Data shown:
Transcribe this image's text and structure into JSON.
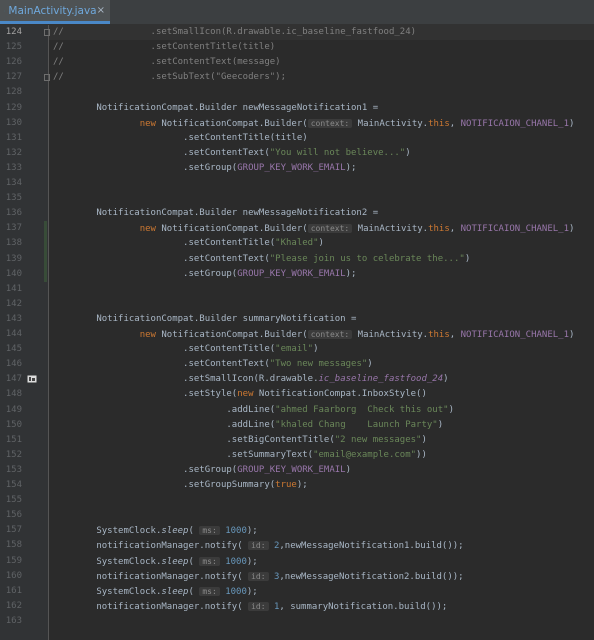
{
  "tab": {
    "label": "MainActivity.java",
    "close": "×"
  },
  "lines": [
    {
      "n": "124",
      "current": true,
      "segs": [
        [
          "cm",
          "//"
        ],
        [
          "cm",
          "                "
        ],
        [
          "cm",
          ".setSmallIcon(R.drawable.ic_baseline_fastfood_24)"
        ]
      ]
    },
    {
      "n": "125",
      "segs": [
        [
          "cm",
          "//"
        ],
        [
          "cm",
          "                "
        ],
        [
          "cm",
          ".setContentTitle(title)"
        ]
      ]
    },
    {
      "n": "126",
      "segs": [
        [
          "cm",
          "//"
        ],
        [
          "cm",
          "                "
        ],
        [
          "cm",
          ".setContentText(message)"
        ]
      ]
    },
    {
      "n": "127",
      "segs": [
        [
          "cm",
          "//"
        ],
        [
          "cm",
          "                "
        ],
        [
          "cm",
          ".setSubText(\"Geecoders\");"
        ]
      ]
    },
    {
      "n": "128",
      "segs": []
    },
    {
      "n": "129",
      "segs": [
        [
          "t",
          "        NotificationCompat.Builder newMessageNotification1 ="
        ]
      ]
    },
    {
      "n": "130",
      "segs": [
        [
          "t",
          "                "
        ],
        [
          "kw",
          "new "
        ],
        [
          "t",
          "NotificationCompat.Builder("
        ],
        [
          "hint",
          "context:"
        ],
        [
          "t",
          " MainActivity."
        ],
        [
          "kw",
          "this"
        ],
        [
          "t",
          ", "
        ],
        [
          "const",
          "NOTIFICAION_CHANEL_1"
        ],
        [
          "t",
          ")"
        ]
      ]
    },
    {
      "n": "131",
      "segs": [
        [
          "t",
          "                        .setContentTitle(title)"
        ]
      ]
    },
    {
      "n": "132",
      "segs": [
        [
          "t",
          "                        .setContentText("
        ],
        [
          "str",
          "\"You will not believe...\""
        ],
        [
          "t",
          ")"
        ]
      ]
    },
    {
      "n": "133",
      "segs": [
        [
          "t",
          "                        .setGroup("
        ],
        [
          "const",
          "GROUP_KEY_WORK_EMAIL"
        ],
        [
          "t",
          ");"
        ]
      ]
    },
    {
      "n": "134",
      "segs": []
    },
    {
      "n": "135",
      "segs": []
    },
    {
      "n": "136",
      "segs": [
        [
          "t",
          "        NotificationCompat.Builder newMessageNotification2 ="
        ]
      ]
    },
    {
      "n": "137",
      "segs": [
        [
          "t",
          "                "
        ],
        [
          "kw",
          "new "
        ],
        [
          "t",
          "NotificationCompat.Builder("
        ],
        [
          "hint",
          "context:"
        ],
        [
          "t",
          " MainActivity."
        ],
        [
          "kw",
          "this"
        ],
        [
          "t",
          ", "
        ],
        [
          "const",
          "NOTIFICAION_CHANEL_1"
        ],
        [
          "t",
          ")"
        ]
      ]
    },
    {
      "n": "138",
      "segs": [
        [
          "t",
          "                        .setContentTitle("
        ],
        [
          "str",
          "\"Khaled\""
        ],
        [
          "t",
          ")"
        ]
      ]
    },
    {
      "n": "139",
      "segs": [
        [
          "t",
          "                        .setContentText("
        ],
        [
          "str",
          "\"Please join us to celebrate the...\""
        ],
        [
          "t",
          ")"
        ]
      ]
    },
    {
      "n": "140",
      "segs": [
        [
          "t",
          "                        .setGroup("
        ],
        [
          "const",
          "GROUP_KEY_WORK_EMAIL"
        ],
        [
          "t",
          ");"
        ]
      ]
    },
    {
      "n": "141",
      "segs": []
    },
    {
      "n": "142",
      "segs": []
    },
    {
      "n": "143",
      "segs": [
        [
          "t",
          "        NotificationCompat.Builder summaryNotification ="
        ]
      ]
    },
    {
      "n": "144",
      "segs": [
        [
          "t",
          "                "
        ],
        [
          "kw",
          "new "
        ],
        [
          "t",
          "NotificationCompat.Builder("
        ],
        [
          "hint",
          "context:"
        ],
        [
          "t",
          " MainActivity."
        ],
        [
          "kw",
          "this"
        ],
        [
          "t",
          ", "
        ],
        [
          "const",
          "NOTIFICAION_CHANEL_1"
        ],
        [
          "t",
          ")"
        ]
      ]
    },
    {
      "n": "145",
      "segs": [
        [
          "t",
          "                        .setContentTitle("
        ],
        [
          "str",
          "\"email\""
        ],
        [
          "t",
          ")"
        ]
      ]
    },
    {
      "n": "146",
      "segs": [
        [
          "t",
          "                        .setContentText("
        ],
        [
          "str",
          "\"Two new messages\""
        ],
        [
          "t",
          ")"
        ]
      ]
    },
    {
      "n": "147",
      "segs": [
        [
          "t",
          "                        .setSmallIcon(R.drawable."
        ],
        [
          "consti",
          "ic_baseline_fastfood_24"
        ],
        [
          "t",
          ")"
        ]
      ]
    },
    {
      "n": "148",
      "segs": [
        [
          "t",
          "                        .setStyle("
        ],
        [
          "kw",
          "new "
        ],
        [
          "t",
          "NotificationCompat.InboxStyle()"
        ]
      ]
    },
    {
      "n": "149",
      "segs": [
        [
          "t",
          "                                .addLine("
        ],
        [
          "str",
          "\"ahmed Faarborg  Check this out\""
        ],
        [
          "t",
          ")"
        ]
      ]
    },
    {
      "n": "150",
      "segs": [
        [
          "t",
          "                                .addLine("
        ],
        [
          "str",
          "\"khaled Chang    Launch Party\""
        ],
        [
          "t",
          ")"
        ]
      ]
    },
    {
      "n": "151",
      "segs": [
        [
          "t",
          "                                .setBigContentTitle("
        ],
        [
          "str",
          "\"2 new messages\""
        ],
        [
          "t",
          ")"
        ]
      ]
    },
    {
      "n": "152",
      "segs": [
        [
          "t",
          "                                .setSummaryText("
        ],
        [
          "str",
          "\"email@example.com\""
        ],
        [
          "t",
          "))"
        ]
      ]
    },
    {
      "n": "153",
      "segs": [
        [
          "t",
          "                        .setGroup("
        ],
        [
          "const",
          "GROUP_KEY_WORK_EMAIL"
        ],
        [
          "t",
          ")"
        ]
      ]
    },
    {
      "n": "154",
      "segs": [
        [
          "t",
          "                        .setGroupSummary("
        ],
        [
          "kw",
          "true"
        ],
        [
          "t",
          ");"
        ]
      ]
    },
    {
      "n": "155",
      "segs": []
    },
    {
      "n": "156",
      "segs": []
    },
    {
      "n": "157",
      "segs": [
        [
          "t",
          "        SystemClock."
        ],
        [
          "it",
          "sleep"
        ],
        [
          "t",
          "( "
        ],
        [
          "hint",
          "ms:"
        ],
        [
          "t",
          " "
        ],
        [
          "num",
          "1000"
        ],
        [
          "t",
          ");"
        ]
      ]
    },
    {
      "n": "158",
      "segs": [
        [
          "t",
          "        notificationManager.notify( "
        ],
        [
          "hint",
          "id:"
        ],
        [
          "t",
          " "
        ],
        [
          "num",
          "2"
        ],
        [
          "t",
          ",newMessageNotification1.build());"
        ]
      ]
    },
    {
      "n": "159",
      "segs": [
        [
          "t",
          "        SystemClock."
        ],
        [
          "it",
          "sleep"
        ],
        [
          "t",
          "( "
        ],
        [
          "hint",
          "ms:"
        ],
        [
          "t",
          " "
        ],
        [
          "num",
          "1000"
        ],
        [
          "t",
          ");"
        ]
      ]
    },
    {
      "n": "160",
      "segs": [
        [
          "t",
          "        notificationManager.notify( "
        ],
        [
          "hint",
          "id:"
        ],
        [
          "t",
          " "
        ],
        [
          "num",
          "3"
        ],
        [
          "t",
          ",newMessageNotification2.build());"
        ]
      ]
    },
    {
      "n": "161",
      "segs": [
        [
          "t",
          "        SystemClock."
        ],
        [
          "it",
          "sleep"
        ],
        [
          "t",
          "( "
        ],
        [
          "hint",
          "ms:"
        ],
        [
          "t",
          " "
        ],
        [
          "num",
          "1000"
        ],
        [
          "t",
          ");"
        ]
      ]
    },
    {
      "n": "162",
      "segs": [
        [
          "t",
          "        notificationManager.notify( "
        ],
        [
          "hint",
          "id:"
        ],
        [
          "t",
          " "
        ],
        [
          "num",
          "1"
        ],
        [
          "t",
          ", summaryNotification.build());"
        ]
      ]
    },
    {
      "n": "163",
      "segs": []
    }
  ]
}
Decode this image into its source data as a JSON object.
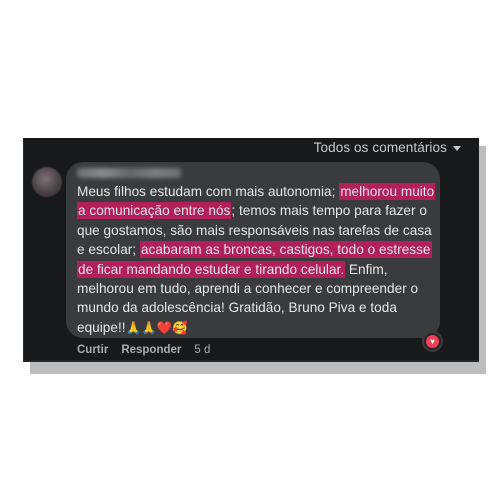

Set problem:
Locate the word "drawable" in the records and collect each line it appears in.

Finished task:
          ".setSmallIcon(R.drawable.ic_baseline_fastfood_24)"
          "                        .setSmallIcon(R.drawable."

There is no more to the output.